• EXERCISE TASK
Without the images, write out the whole listing exactly.

• ENTRIES SHOWN
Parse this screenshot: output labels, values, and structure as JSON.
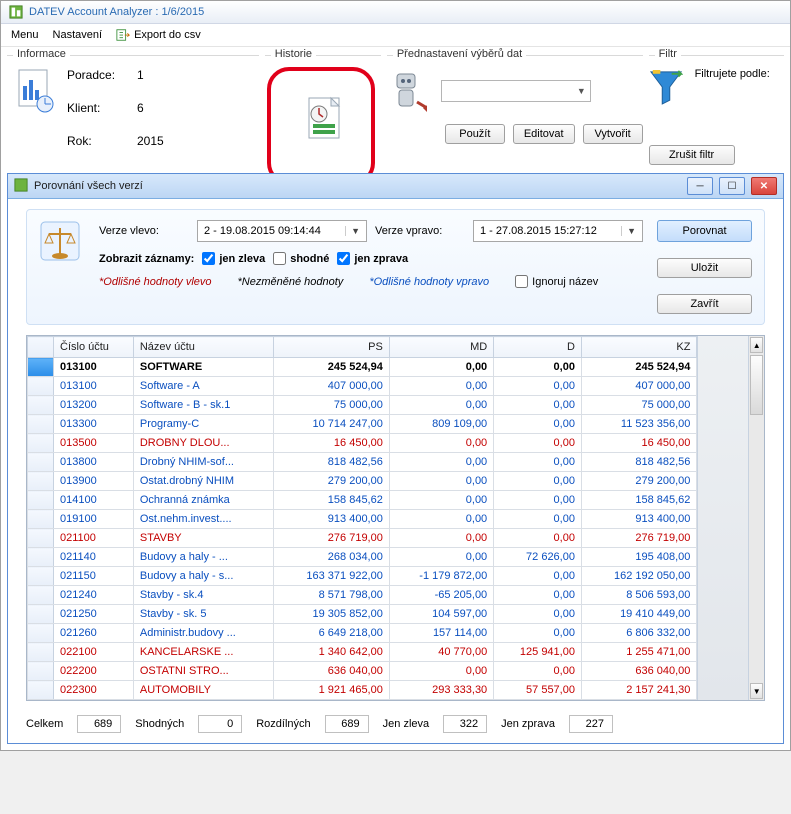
{
  "app": {
    "title": "DATEV Account Analyzer : 1/6/2015"
  },
  "menu": {
    "menu": "Menu",
    "settings": "Nastavení",
    "export": "Export do csv"
  },
  "panels": {
    "informace": {
      "title": "Informace",
      "poradce_lbl": "Poradce:",
      "poradce_val": "1",
      "klient_lbl": "Klient:",
      "klient_val": "6",
      "rok_lbl": "Rok:",
      "rok_val": "2015"
    },
    "historie": {
      "title": "Historie"
    },
    "prednast": {
      "title": "Přednastavení výběrů dat",
      "pouzit": "Použít",
      "editovat": "Editovat",
      "vytvorit": "Vytvořit"
    },
    "filtr": {
      "title": "Filtr",
      "podle": "Filtrujete podle:",
      "zrusit": "Zrušit filtr"
    }
  },
  "compare": {
    "title": "Porovnání všech verzí",
    "verze_vlevo_lbl": "Verze vlevo:",
    "verze_vlevo_val": "2 - 19.08.2015 09:14:44",
    "verze_vpravo_lbl": "Verze vpravo:",
    "verze_vpravo_val": "1 - 27.08.2015 15:27:12",
    "porovnat": "Porovnat",
    "ulozit": "Uložit",
    "zavrit": "Zavřít",
    "zobrazit_lbl": "Zobrazit záznamy:",
    "jen_zleva": "jen zleva",
    "shodne": "shodné",
    "jen_zprava": "jen zprava",
    "legend_left": "*Odlišné hodnoty vlevo",
    "legend_mid": "*Nezměněné hodnoty",
    "legend_right": "*Odlišné hodnoty vpravo",
    "ignoruj": "Ignoruj název"
  },
  "grid": {
    "headers": {
      "cislo": "Číslo účtu",
      "nazev": "Název účtu",
      "ps": "PS",
      "md": "MD",
      "d": "D",
      "kz": "KZ"
    },
    "rows": [
      {
        "c": "013100",
        "n": "SOFTWARE",
        "ps": "245 524,94",
        "md": "0,00",
        "d": "0,00",
        "kz": "245 524,94",
        "cls": "bold",
        "selected": true
      },
      {
        "c": "013100",
        "n": "Software - A",
        "ps": "407 000,00",
        "md": "0,00",
        "d": "0,00",
        "kz": "407 000,00",
        "cls": "blue"
      },
      {
        "c": "013200",
        "n": "Software - B - sk.1",
        "ps": "75 000,00",
        "md": "0,00",
        "d": "0,00",
        "kz": "75 000,00",
        "cls": "blue"
      },
      {
        "c": "013300",
        "n": "Programy-C",
        "ps": "10 714 247,00",
        "md": "809 109,00",
        "d": "0,00",
        "kz": "11 523 356,00",
        "cls": "blue"
      },
      {
        "c": "013500",
        "n": "DROBNY DLOU...",
        "ps": "16 450,00",
        "md": "0,00",
        "d": "0,00",
        "kz": "16 450,00",
        "cls": "red"
      },
      {
        "c": "013800",
        "n": "Drobný NHIM-sof...",
        "ps": "818 482,56",
        "md": "0,00",
        "d": "0,00",
        "kz": "818 482,56",
        "cls": "blue"
      },
      {
        "c": "013900",
        "n": "Ostat.drobný NHIM",
        "ps": "279 200,00",
        "md": "0,00",
        "d": "0,00",
        "kz": "279 200,00",
        "cls": "blue"
      },
      {
        "c": "014100",
        "n": "Ochranná známka",
        "ps": "158 845,62",
        "md": "0,00",
        "d": "0,00",
        "kz": "158 845,62",
        "cls": "blue"
      },
      {
        "c": "019100",
        "n": "Ost.nehm.invest....",
        "ps": "913 400,00",
        "md": "0,00",
        "d": "0,00",
        "kz": "913 400,00",
        "cls": "blue"
      },
      {
        "c": "021100",
        "n": "STAVBY",
        "ps": "276 719,00",
        "md": "0,00",
        "d": "0,00",
        "kz": "276 719,00",
        "cls": "red"
      },
      {
        "c": "021140",
        "n": "Budovy a haly  - ...",
        "ps": "268 034,00",
        "md": "0,00",
        "d": "72 626,00",
        "kz": "195 408,00",
        "cls": "blue"
      },
      {
        "c": "021150",
        "n": "Budovy a haly - s...",
        "ps": "163 371 922,00",
        "md": "-1 179 872,00",
        "d": "0,00",
        "kz": "162 192 050,00",
        "cls": "blue"
      },
      {
        "c": "021240",
        "n": "Stavby  - sk.4",
        "ps": "8 571 798,00",
        "md": "-65 205,00",
        "d": "0,00",
        "kz": "8 506 593,00",
        "cls": "blue"
      },
      {
        "c": "021250",
        "n": "Stavby - sk. 5",
        "ps": "19 305 852,00",
        "md": "104 597,00",
        "d": "0,00",
        "kz": "19 410 449,00",
        "cls": "blue"
      },
      {
        "c": "021260",
        "n": "Administr.budovy ...",
        "ps": "6 649 218,00",
        "md": "157 114,00",
        "d": "0,00",
        "kz": "6 806 332,00",
        "cls": "blue"
      },
      {
        "c": "022100",
        "n": "KANCELARSKE ...",
        "ps": "1 340 642,00",
        "md": "40 770,00",
        "d": "125 941,00",
        "kz": "1 255 471,00",
        "cls": "red"
      },
      {
        "c": "022200",
        "n": "OSTATNI STRO...",
        "ps": "636 040,00",
        "md": "0,00",
        "d": "0,00",
        "kz": "636 040,00",
        "cls": "red"
      },
      {
        "c": "022300",
        "n": "AUTOMOBILY",
        "ps": "1 921 465,00",
        "md": "293 333,30",
        "d": "57 557,00",
        "kz": "2 157 241,30",
        "cls": "red"
      }
    ]
  },
  "footer": {
    "celkem_lbl": "Celkem",
    "celkem_val": "689",
    "shodnych_lbl": "Shodných",
    "shodnych_val": "0",
    "rozdil_lbl": "Rozdílných",
    "rozdil_val": "689",
    "zleva_lbl": "Jen zleva",
    "zleva_val": "322",
    "zprava_lbl": "Jen zprava",
    "zprava_val": "227"
  }
}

• RESPONSE TO THE TASK
Parse this screenshot: output labels, values, and structure as JSON.
{
  "app": {
    "title": "DATEV Account Analyzer : 1/6/2015"
  },
  "menu": {
    "menu": "Menu",
    "settings": "Nastavení",
    "export": "Export do csv"
  },
  "panels": {
    "informace": {
      "title": "Informace",
      "poradce_lbl": "Poradce:",
      "poradce_val": "1",
      "klient_lbl": "Klient:",
      "klient_val": "6",
      "rok_lbl": "Rok:",
      "rok_val": "2015"
    },
    "historie": {
      "title": "Historie"
    },
    "prednast": {
      "title": "Přednastavení výběrů dat",
      "pouzit": "Použít",
      "editovat": "Editovat",
      "vytvorit": "Vytvořit"
    },
    "filtr": {
      "title": "Filtr",
      "podle": "Filtrujete podle:",
      "zrusit": "Zrušit filtr"
    }
  },
  "compare": {
    "title": "Porovnání všech verzí",
    "verze_vlevo_lbl": "Verze vlevo:",
    "verze_vlevo_val": "2 - 19.08.2015 09:14:44",
    "verze_vpravo_lbl": "Verze vpravo:",
    "verze_vpravo_val": "1 - 27.08.2015 15:27:12",
    "porovnat": "Porovnat",
    "ulozit": "Uložit",
    "zavrit": "Zavřít",
    "zobrazit_lbl": "Zobrazit záznamy:",
    "jen_zleva": "jen zleva",
    "shodne": "shodné",
    "jen_zprava": "jen zprava",
    "legend_left": "*Odlišné hodnoty vlevo",
    "legend_mid": "*Nezměněné hodnoty",
    "legend_right": "*Odlišné hodnoty vpravo",
    "ignoruj": "Ignoruj název"
  },
  "grid": {
    "headers": {
      "cislo": "Číslo účtu",
      "nazev": "Název účtu",
      "ps": "PS",
      "md": "MD",
      "d": "D",
      "kz": "KZ"
    },
    "rows": [
      {
        "c": "013100",
        "n": "SOFTWARE",
        "ps": "245 524,94",
        "md": "0,00",
        "d": "0,00",
        "kz": "245 524,94",
        "cls": "bold",
        "selected": true
      },
      {
        "c": "013100",
        "n": "Software - A",
        "ps": "407 000,00",
        "md": "0,00",
        "d": "0,00",
        "kz": "407 000,00",
        "cls": "blue"
      },
      {
        "c": "013200",
        "n": "Software - B - sk.1",
        "ps": "75 000,00",
        "md": "0,00",
        "d": "0,00",
        "kz": "75 000,00",
        "cls": "blue"
      },
      {
        "c": "013300",
        "n": "Programy-C",
        "ps": "10 714 247,00",
        "md": "809 109,00",
        "d": "0,00",
        "kz": "11 523 356,00",
        "cls": "blue"
      },
      {
        "c": "013500",
        "n": "DROBNY DLOU...",
        "ps": "16 450,00",
        "md": "0,00",
        "d": "0,00",
        "kz": "16 450,00",
        "cls": "red"
      },
      {
        "c": "013800",
        "n": "Drobný NHIM-sof...",
        "ps": "818 482,56",
        "md": "0,00",
        "d": "0,00",
        "kz": "818 482,56",
        "cls": "blue"
      },
      {
        "c": "013900",
        "n": "Ostat.drobný NHIM",
        "ps": "279 200,00",
        "md": "0,00",
        "d": "0,00",
        "kz": "279 200,00",
        "cls": "blue"
      },
      {
        "c": "014100",
        "n": "Ochranná známka",
        "ps": "158 845,62",
        "md": "0,00",
        "d": "0,00",
        "kz": "158 845,62",
        "cls": "blue"
      },
      {
        "c": "019100",
        "n": "Ost.nehm.invest....",
        "ps": "913 400,00",
        "md": "0,00",
        "d": "0,00",
        "kz": "913 400,00",
        "cls": "blue"
      },
      {
        "c": "021100",
        "n": "STAVBY",
        "ps": "276 719,00",
        "md": "0,00",
        "d": "0,00",
        "kz": "276 719,00",
        "cls": "red"
      },
      {
        "c": "021140",
        "n": "Budovy a haly  - ...",
        "ps": "268 034,00",
        "md": "0,00",
        "d": "72 626,00",
        "kz": "195 408,00",
        "cls": "blue"
      },
      {
        "c": "021150",
        "n": "Budovy a haly - s...",
        "ps": "163 371 922,00",
        "md": "-1 179 872,00",
        "d": "0,00",
        "kz": "162 192 050,00",
        "cls": "blue"
      },
      {
        "c": "021240",
        "n": "Stavby  - sk.4",
        "ps": "8 571 798,00",
        "md": "-65 205,00",
        "d": "0,00",
        "kz": "8 506 593,00",
        "cls": "blue"
      },
      {
        "c": "021250",
        "n": "Stavby - sk. 5",
        "ps": "19 305 852,00",
        "md": "104 597,00",
        "d": "0,00",
        "kz": "19 410 449,00",
        "cls": "blue"
      },
      {
        "c": "021260",
        "n": "Administr.budovy ...",
        "ps": "6 649 218,00",
        "md": "157 114,00",
        "d": "0,00",
        "kz": "6 806 332,00",
        "cls": "blue"
      },
      {
        "c": "022100",
        "n": "KANCELARSKE ...",
        "ps": "1 340 642,00",
        "md": "40 770,00",
        "d": "125 941,00",
        "kz": "1 255 471,00",
        "cls": "red"
      },
      {
        "c": "022200",
        "n": "OSTATNI STRO...",
        "ps": "636 040,00",
        "md": "0,00",
        "d": "0,00",
        "kz": "636 040,00",
        "cls": "red"
      },
      {
        "c": "022300",
        "n": "AUTOMOBILY",
        "ps": "1 921 465,00",
        "md": "293 333,30",
        "d": "57 557,00",
        "kz": "2 157 241,30",
        "cls": "red"
      }
    ]
  },
  "footer": {
    "celkem_lbl": "Celkem",
    "celkem_val": "689",
    "shodnych_lbl": "Shodných",
    "shodnych_val": "0",
    "rozdil_lbl": "Rozdílných",
    "rozdil_val": "689",
    "zleva_lbl": "Jen zleva",
    "zleva_val": "322",
    "zprava_lbl": "Jen zprava",
    "zprava_val": "227"
  }
}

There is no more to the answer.